Using the data below, copy every line that contains the word "type".

- Records to process:
━━━━━━━━━━━━━━━━━━━━

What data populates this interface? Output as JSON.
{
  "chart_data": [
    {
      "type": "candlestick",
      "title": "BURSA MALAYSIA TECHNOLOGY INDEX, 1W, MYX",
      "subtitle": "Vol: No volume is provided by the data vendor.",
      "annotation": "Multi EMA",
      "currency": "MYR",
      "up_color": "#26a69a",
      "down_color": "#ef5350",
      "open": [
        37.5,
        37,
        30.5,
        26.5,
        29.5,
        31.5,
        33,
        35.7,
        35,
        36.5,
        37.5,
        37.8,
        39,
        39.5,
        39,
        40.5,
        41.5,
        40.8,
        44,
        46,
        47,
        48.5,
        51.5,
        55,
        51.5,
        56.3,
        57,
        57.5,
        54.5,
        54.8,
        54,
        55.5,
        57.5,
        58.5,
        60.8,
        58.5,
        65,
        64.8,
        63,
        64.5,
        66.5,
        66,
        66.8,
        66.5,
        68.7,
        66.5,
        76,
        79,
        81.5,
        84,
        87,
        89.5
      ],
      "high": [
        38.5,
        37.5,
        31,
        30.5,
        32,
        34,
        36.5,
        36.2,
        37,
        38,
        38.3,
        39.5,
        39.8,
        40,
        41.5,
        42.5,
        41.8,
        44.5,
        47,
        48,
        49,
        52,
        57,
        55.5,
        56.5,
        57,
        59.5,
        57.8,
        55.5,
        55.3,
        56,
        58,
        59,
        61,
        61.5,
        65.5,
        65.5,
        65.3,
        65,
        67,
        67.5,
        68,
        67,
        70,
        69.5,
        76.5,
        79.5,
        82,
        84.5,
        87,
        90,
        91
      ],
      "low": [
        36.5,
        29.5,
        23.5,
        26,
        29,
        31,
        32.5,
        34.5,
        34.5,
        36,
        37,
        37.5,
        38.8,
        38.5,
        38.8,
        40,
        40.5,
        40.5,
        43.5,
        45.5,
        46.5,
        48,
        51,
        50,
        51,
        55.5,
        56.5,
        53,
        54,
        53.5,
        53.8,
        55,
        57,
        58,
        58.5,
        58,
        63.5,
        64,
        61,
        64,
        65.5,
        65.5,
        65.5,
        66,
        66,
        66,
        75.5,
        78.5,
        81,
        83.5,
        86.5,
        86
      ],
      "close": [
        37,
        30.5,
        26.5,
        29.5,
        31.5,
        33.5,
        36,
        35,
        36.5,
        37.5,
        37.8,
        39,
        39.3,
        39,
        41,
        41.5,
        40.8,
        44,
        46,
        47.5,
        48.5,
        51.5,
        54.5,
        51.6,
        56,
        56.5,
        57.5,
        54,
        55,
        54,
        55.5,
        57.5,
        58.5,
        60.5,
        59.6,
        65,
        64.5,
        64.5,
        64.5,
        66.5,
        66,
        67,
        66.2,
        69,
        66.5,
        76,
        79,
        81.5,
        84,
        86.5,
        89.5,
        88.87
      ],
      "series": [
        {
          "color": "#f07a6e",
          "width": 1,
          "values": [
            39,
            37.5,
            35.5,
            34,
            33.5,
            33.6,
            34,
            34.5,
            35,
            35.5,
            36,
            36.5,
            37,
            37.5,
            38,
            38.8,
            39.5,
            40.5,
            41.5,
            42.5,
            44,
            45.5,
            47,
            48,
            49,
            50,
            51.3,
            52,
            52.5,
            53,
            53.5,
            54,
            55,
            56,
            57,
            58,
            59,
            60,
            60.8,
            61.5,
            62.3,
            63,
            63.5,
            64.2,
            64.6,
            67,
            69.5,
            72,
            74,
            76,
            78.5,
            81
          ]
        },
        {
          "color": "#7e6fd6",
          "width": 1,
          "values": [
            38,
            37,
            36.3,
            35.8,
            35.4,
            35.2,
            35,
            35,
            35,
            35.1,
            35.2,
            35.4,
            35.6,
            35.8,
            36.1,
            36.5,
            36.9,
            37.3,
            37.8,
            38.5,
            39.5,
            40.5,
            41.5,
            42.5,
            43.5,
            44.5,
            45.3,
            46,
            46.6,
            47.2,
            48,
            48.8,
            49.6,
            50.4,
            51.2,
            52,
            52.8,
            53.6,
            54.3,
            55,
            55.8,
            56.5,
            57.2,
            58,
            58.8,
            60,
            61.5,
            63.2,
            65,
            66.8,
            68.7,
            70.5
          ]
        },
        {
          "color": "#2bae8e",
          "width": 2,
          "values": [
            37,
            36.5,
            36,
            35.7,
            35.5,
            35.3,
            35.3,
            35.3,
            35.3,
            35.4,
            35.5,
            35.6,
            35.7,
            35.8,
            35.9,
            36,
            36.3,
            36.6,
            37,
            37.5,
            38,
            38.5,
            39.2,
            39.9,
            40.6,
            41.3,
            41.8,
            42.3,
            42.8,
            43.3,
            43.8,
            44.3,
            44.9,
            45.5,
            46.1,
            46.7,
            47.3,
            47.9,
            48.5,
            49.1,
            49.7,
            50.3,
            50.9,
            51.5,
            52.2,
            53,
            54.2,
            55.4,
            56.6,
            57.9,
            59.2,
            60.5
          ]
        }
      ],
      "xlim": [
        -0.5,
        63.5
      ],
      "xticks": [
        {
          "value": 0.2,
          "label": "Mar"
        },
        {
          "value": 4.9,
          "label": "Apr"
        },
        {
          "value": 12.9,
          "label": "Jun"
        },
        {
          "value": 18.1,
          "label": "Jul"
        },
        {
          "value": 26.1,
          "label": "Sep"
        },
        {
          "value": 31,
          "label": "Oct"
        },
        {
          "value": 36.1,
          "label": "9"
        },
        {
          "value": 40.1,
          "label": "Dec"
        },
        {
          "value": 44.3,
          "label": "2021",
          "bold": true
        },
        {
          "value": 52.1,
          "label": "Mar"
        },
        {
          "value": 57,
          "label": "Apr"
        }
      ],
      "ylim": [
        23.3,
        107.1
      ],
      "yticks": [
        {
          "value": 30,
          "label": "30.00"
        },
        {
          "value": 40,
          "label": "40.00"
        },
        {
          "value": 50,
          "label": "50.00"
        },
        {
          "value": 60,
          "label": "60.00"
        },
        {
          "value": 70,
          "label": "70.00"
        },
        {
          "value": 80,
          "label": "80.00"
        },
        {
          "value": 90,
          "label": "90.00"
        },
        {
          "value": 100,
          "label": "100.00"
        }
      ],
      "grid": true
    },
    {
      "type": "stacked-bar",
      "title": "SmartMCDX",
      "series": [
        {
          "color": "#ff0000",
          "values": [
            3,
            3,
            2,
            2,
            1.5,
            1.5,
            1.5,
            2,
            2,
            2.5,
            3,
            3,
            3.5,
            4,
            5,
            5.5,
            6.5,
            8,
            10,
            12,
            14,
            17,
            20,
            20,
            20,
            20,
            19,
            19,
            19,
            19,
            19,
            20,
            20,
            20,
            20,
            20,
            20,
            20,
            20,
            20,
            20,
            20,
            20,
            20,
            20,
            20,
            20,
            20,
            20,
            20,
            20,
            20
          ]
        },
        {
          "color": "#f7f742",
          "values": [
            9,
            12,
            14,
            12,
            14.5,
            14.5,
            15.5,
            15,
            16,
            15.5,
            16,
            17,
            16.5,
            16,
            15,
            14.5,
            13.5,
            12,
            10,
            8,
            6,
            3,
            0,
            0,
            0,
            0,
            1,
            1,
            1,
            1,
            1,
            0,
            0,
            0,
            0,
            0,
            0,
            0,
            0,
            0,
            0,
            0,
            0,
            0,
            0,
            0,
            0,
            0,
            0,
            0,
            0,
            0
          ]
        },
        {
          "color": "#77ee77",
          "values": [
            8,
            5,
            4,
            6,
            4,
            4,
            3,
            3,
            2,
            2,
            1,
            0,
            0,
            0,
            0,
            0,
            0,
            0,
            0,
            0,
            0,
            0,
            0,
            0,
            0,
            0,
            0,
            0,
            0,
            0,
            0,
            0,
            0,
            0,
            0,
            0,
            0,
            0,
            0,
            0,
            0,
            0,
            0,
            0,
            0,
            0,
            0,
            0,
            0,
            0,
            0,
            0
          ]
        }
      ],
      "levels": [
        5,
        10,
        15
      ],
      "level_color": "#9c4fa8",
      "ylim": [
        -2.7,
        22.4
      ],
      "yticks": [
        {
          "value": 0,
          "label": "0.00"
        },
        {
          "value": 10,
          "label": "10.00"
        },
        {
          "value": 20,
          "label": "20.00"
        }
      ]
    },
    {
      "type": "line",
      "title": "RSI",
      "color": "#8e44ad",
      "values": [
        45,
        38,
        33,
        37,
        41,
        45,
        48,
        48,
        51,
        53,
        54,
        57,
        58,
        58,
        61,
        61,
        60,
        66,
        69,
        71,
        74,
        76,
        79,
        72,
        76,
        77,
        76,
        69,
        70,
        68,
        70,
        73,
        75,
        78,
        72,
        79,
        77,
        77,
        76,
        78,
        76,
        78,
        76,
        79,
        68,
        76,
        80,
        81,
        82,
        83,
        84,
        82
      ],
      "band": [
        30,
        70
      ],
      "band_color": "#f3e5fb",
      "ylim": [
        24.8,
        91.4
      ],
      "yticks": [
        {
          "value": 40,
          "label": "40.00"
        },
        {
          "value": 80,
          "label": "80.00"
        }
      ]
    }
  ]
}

━━━━━━━━━━━━━━━━━━━━

- Output for this task:
      "type": "candlestick",
      "type": "stacked-bar",
      "type": "line",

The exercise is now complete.